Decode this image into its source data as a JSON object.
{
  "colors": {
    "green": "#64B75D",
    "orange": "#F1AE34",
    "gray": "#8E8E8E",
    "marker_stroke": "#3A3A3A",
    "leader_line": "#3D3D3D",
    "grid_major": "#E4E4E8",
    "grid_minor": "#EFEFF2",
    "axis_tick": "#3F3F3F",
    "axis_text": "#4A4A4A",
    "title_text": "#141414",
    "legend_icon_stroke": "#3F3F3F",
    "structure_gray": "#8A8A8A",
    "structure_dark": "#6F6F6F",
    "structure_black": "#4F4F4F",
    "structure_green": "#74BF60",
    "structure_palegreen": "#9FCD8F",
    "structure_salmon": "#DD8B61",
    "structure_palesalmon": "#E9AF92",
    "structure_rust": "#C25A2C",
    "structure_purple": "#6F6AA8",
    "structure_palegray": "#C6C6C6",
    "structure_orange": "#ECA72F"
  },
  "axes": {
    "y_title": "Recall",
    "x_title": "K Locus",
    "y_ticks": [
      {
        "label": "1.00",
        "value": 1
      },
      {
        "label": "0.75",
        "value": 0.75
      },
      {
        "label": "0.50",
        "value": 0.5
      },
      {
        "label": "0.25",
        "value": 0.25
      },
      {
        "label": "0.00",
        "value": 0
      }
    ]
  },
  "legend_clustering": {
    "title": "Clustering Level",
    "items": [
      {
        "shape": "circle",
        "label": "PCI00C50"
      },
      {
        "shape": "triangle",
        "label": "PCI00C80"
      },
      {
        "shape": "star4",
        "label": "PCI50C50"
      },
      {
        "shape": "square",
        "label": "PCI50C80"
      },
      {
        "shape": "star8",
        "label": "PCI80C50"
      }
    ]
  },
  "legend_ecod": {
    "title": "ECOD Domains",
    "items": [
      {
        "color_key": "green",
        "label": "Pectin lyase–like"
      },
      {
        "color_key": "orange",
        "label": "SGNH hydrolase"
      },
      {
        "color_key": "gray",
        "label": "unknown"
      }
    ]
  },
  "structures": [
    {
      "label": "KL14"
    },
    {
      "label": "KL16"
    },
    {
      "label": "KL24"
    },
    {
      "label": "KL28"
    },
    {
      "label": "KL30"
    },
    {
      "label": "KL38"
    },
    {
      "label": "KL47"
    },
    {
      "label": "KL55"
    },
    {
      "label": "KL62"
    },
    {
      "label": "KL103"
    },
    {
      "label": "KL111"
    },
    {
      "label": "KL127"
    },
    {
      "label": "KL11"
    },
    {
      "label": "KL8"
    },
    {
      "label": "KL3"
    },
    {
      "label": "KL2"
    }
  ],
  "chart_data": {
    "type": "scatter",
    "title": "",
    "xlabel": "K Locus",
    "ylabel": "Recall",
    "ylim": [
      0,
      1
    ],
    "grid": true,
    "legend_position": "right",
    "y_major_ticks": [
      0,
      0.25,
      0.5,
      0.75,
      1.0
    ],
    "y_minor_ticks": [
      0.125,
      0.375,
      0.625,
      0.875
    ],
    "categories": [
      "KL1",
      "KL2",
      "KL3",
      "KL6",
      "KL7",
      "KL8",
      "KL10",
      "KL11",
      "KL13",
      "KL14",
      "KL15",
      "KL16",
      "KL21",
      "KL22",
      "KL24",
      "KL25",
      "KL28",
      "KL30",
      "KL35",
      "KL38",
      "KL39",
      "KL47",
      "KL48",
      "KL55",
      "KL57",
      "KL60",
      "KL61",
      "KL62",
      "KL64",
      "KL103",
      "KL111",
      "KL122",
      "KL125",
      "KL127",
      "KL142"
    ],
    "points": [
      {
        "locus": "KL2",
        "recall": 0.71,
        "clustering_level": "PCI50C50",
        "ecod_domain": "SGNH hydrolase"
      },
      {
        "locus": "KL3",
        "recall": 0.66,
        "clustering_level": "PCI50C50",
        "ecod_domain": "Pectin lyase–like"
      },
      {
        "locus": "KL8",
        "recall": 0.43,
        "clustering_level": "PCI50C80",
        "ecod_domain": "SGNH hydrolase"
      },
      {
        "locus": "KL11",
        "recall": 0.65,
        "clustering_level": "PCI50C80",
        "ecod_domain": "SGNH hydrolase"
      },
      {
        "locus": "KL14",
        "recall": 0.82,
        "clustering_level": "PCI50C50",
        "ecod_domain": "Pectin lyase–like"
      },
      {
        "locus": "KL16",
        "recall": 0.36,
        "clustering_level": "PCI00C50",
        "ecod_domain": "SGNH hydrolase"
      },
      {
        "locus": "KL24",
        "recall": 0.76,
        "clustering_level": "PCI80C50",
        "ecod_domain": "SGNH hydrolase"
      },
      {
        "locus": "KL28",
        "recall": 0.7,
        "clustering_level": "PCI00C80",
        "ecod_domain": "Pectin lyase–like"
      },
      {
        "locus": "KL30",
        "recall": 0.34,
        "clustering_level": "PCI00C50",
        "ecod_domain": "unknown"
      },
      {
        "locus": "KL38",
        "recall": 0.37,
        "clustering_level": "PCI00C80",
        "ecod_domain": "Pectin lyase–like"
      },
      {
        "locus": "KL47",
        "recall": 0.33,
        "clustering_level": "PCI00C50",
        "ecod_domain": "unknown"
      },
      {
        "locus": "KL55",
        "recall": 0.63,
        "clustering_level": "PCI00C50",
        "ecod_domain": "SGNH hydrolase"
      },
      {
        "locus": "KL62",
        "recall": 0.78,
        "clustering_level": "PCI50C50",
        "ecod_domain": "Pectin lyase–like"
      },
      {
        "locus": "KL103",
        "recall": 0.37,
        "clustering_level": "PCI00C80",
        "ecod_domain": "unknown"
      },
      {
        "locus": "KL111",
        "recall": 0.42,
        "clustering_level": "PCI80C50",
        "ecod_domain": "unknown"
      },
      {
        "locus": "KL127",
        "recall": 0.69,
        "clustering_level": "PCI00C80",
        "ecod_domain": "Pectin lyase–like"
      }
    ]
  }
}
___
* **Exercise objective**:
Every record shown above must be echoed exactly.

* **Answer for the task**:
Decode this image into its source data as a JSON object.
{
  "colors": {
    "green": "#64B75D",
    "orange": "#F1AE34",
    "gray": "#8E8E8E",
    "marker_stroke": "#3A3A3A",
    "leader_line": "#3D3D3D",
    "grid_major": "#E4E4E8",
    "grid_minor": "#EFEFF2",
    "axis_tick": "#3F3F3F",
    "axis_text": "#4A4A4A",
    "title_text": "#141414",
    "legend_icon_stroke": "#3F3F3F",
    "structure_gray": "#8A8A8A",
    "structure_dark": "#6F6F6F",
    "structure_black": "#4F4F4F",
    "structure_green": "#74BF60",
    "structure_palegreen": "#9FCD8F",
    "structure_salmon": "#DD8B61",
    "structure_palesalmon": "#E9AF92",
    "structure_rust": "#C25A2C",
    "structure_purple": "#6F6AA8",
    "structure_palegray": "#C6C6C6",
    "structure_orange": "#ECA72F"
  },
  "axes": {
    "y_title": "Recall",
    "x_title": "K Locus",
    "y_ticks": [
      {
        "label": "1.00",
        "value": 1
      },
      {
        "label": "0.75",
        "value": 0.75
      },
      {
        "label": "0.50",
        "value": 0.5
      },
      {
        "label": "0.25",
        "value": 0.25
      },
      {
        "label": "0.00",
        "value": 0
      }
    ]
  },
  "legend_clustering": {
    "title": "Clustering Level",
    "items": [
      {
        "shape": "circle",
        "label": "PCI00C50"
      },
      {
        "shape": "triangle",
        "label": "PCI00C80"
      },
      {
        "shape": "star4",
        "label": "PCI50C50"
      },
      {
        "shape": "square",
        "label": "PCI50C80"
      },
      {
        "shape": "star8",
        "label": "PCI80C50"
      }
    ]
  },
  "legend_ecod": {
    "title": "ECOD Domains",
    "items": [
      {
        "color_key": "green",
        "label": "Pectin lyase–like"
      },
      {
        "color_key": "orange",
        "label": "SGNH hydrolase"
      },
      {
        "color_key": "gray",
        "label": "unknown"
      }
    ]
  },
  "structures": [
    {
      "label": "KL14"
    },
    {
      "label": "KL16"
    },
    {
      "label": "KL24"
    },
    {
      "label": "KL28"
    },
    {
      "label": "KL30"
    },
    {
      "label": "KL38"
    },
    {
      "label": "KL47"
    },
    {
      "label": "KL55"
    },
    {
      "label": "KL62"
    },
    {
      "label": "KL103"
    },
    {
      "label": "KL111"
    },
    {
      "label": "KL127"
    },
    {
      "label": "KL11"
    },
    {
      "label": "KL8"
    },
    {
      "label": "KL3"
    },
    {
      "label": "KL2"
    }
  ],
  "chart_data": {
    "type": "scatter",
    "title": "",
    "xlabel": "K Locus",
    "ylabel": "Recall",
    "ylim": [
      0,
      1
    ],
    "grid": true,
    "legend_position": "right",
    "y_major_ticks": [
      0,
      0.25,
      0.5,
      0.75,
      1.0
    ],
    "y_minor_ticks": [
      0.125,
      0.375,
      0.625,
      0.875
    ],
    "categories": [
      "KL1",
      "KL2",
      "KL3",
      "KL6",
      "KL7",
      "KL8",
      "KL10",
      "KL11",
      "KL13",
      "KL14",
      "KL15",
      "KL16",
      "KL21",
      "KL22",
      "KL24",
      "KL25",
      "KL28",
      "KL30",
      "KL35",
      "KL38",
      "KL39",
      "KL47",
      "KL48",
      "KL55",
      "KL57",
      "KL60",
      "KL61",
      "KL62",
      "KL64",
      "KL103",
      "KL111",
      "KL122",
      "KL125",
      "KL127",
      "KL142"
    ],
    "points": [
      {
        "locus": "KL2",
        "recall": 0.71,
        "clustering_level": "PCI50C50",
        "ecod_domain": "SGNH hydrolase"
      },
      {
        "locus": "KL3",
        "recall": 0.66,
        "clustering_level": "PCI50C50",
        "ecod_domain": "Pectin lyase–like"
      },
      {
        "locus": "KL8",
        "recall": 0.43,
        "clustering_level": "PCI50C80",
        "ecod_domain": "SGNH hydrolase"
      },
      {
        "locus": "KL11",
        "recall": 0.65,
        "clustering_level": "PCI50C80",
        "ecod_domain": "SGNH hydrolase"
      },
      {
        "locus": "KL14",
        "recall": 0.82,
        "clustering_level": "PCI50C50",
        "ecod_domain": "Pectin lyase–like"
      },
      {
        "locus": "KL16",
        "recall": 0.36,
        "clustering_level": "PCI00C50",
        "ecod_domain": "SGNH hydrolase"
      },
      {
        "locus": "KL24",
        "recall": 0.76,
        "clustering_level": "PCI80C50",
        "ecod_domain": "SGNH hydrolase"
      },
      {
        "locus": "KL28",
        "recall": 0.7,
        "clustering_level": "PCI00C80",
        "ecod_domain": "Pectin lyase–like"
      },
      {
        "locus": "KL30",
        "recall": 0.34,
        "clustering_level": "PCI00C50",
        "ecod_domain": "unknown"
      },
      {
        "locus": "KL38",
        "recall": 0.37,
        "clustering_level": "PCI00C80",
        "ecod_domain": "Pectin lyase–like"
      },
      {
        "locus": "KL47",
        "recall": 0.33,
        "clustering_level": "PCI00C50",
        "ecod_domain": "unknown"
      },
      {
        "locus": "KL55",
        "recall": 0.63,
        "clustering_level": "PCI00C50",
        "ecod_domain": "SGNH hydrolase"
      },
      {
        "locus": "KL62",
        "recall": 0.78,
        "clustering_level": "PCI50C50",
        "ecod_domain": "Pectin lyase–like"
      },
      {
        "locus": "KL103",
        "recall": 0.37,
        "clustering_level": "PCI00C80",
        "ecod_domain": "unknown"
      },
      {
        "locus": "KL111",
        "recall": 0.42,
        "clustering_level": "PCI80C50",
        "ecod_domain": "unknown"
      },
      {
        "locus": "KL127",
        "recall": 0.69,
        "clustering_level": "PCI00C80",
        "ecod_domain": "Pectin lyase–like"
      }
    ]
  }
}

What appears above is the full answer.